WHAT THE TASK ASKS — Find the string "this" in the entries and copy each line that has it.

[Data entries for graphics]
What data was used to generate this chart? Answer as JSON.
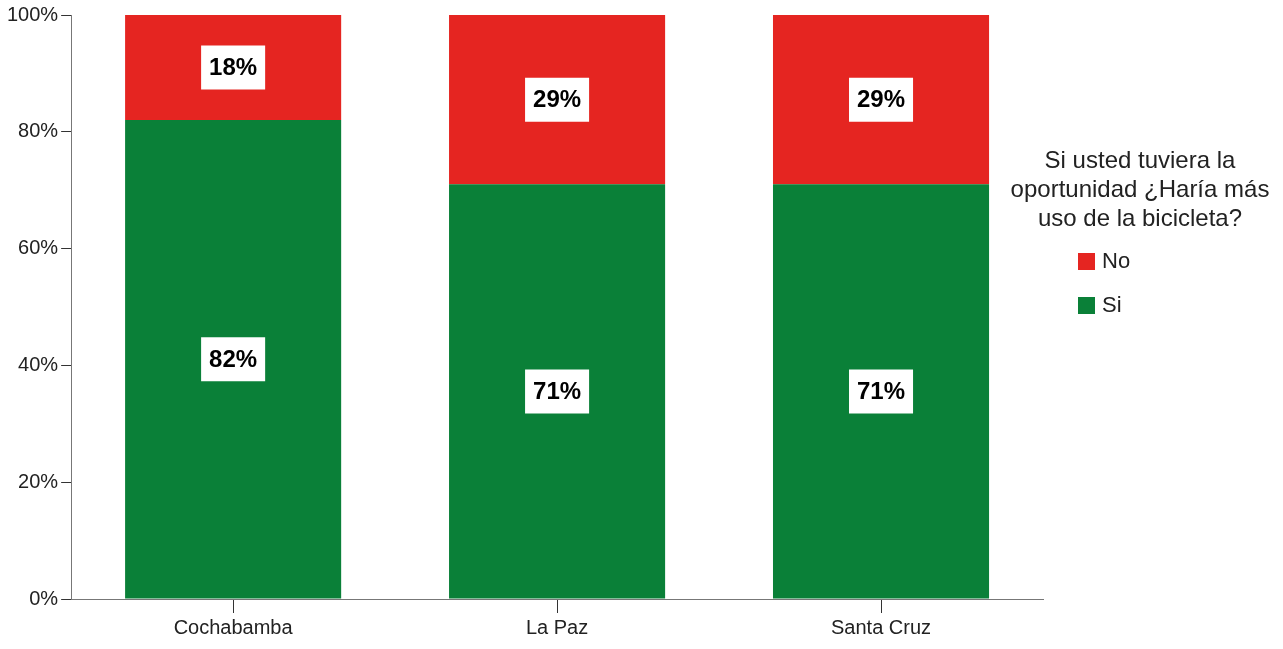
{
  "chart_data": {
    "type": "bar",
    "stacked": true,
    "categories": [
      "Cochabamba",
      "La Paz",
      "Santa Cruz"
    ],
    "series": [
      {
        "name": "Si",
        "color": "#0a8038",
        "values": [
          82,
          71,
          71
        ],
        "value_labels": [
          "82%",
          "71%",
          "71%"
        ]
      },
      {
        "name": "No",
        "color": "#e52521",
        "values": [
          18,
          29,
          29
        ],
        "value_labels": [
          "18%",
          "29%",
          "29%"
        ]
      }
    ],
    "legend_title": "Si usted tuviera la oportunidad ¿Haría más uso de la bicicleta?",
    "legend": "right",
    "ylim": [
      0,
      100
    ],
    "yticks": [
      {
        "value": 0,
        "label": "0%"
      },
      {
        "value": 20,
        "label": "20%"
      },
      {
        "value": 40,
        "label": "40%"
      },
      {
        "value": 60,
        "label": "60%"
      },
      {
        "value": 80,
        "label": "80%"
      },
      {
        "value": 100,
        "label": "100%"
      }
    ],
    "grid": false
  }
}
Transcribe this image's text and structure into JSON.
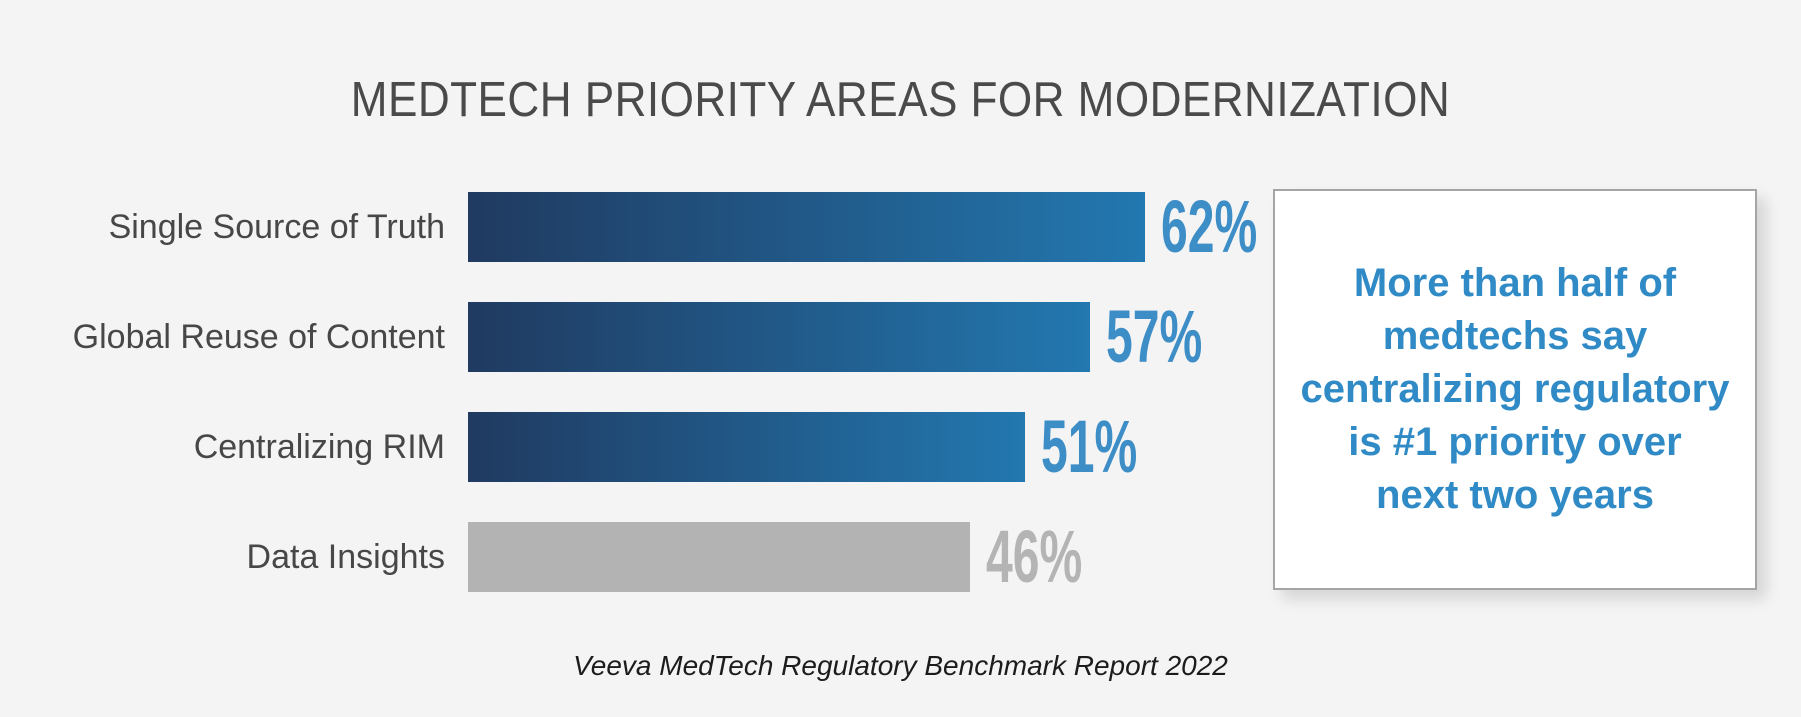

TASK RESULT —
What data was used to generate this chart? Answer as JSON.
Transcribe this image's text and structure into JSON.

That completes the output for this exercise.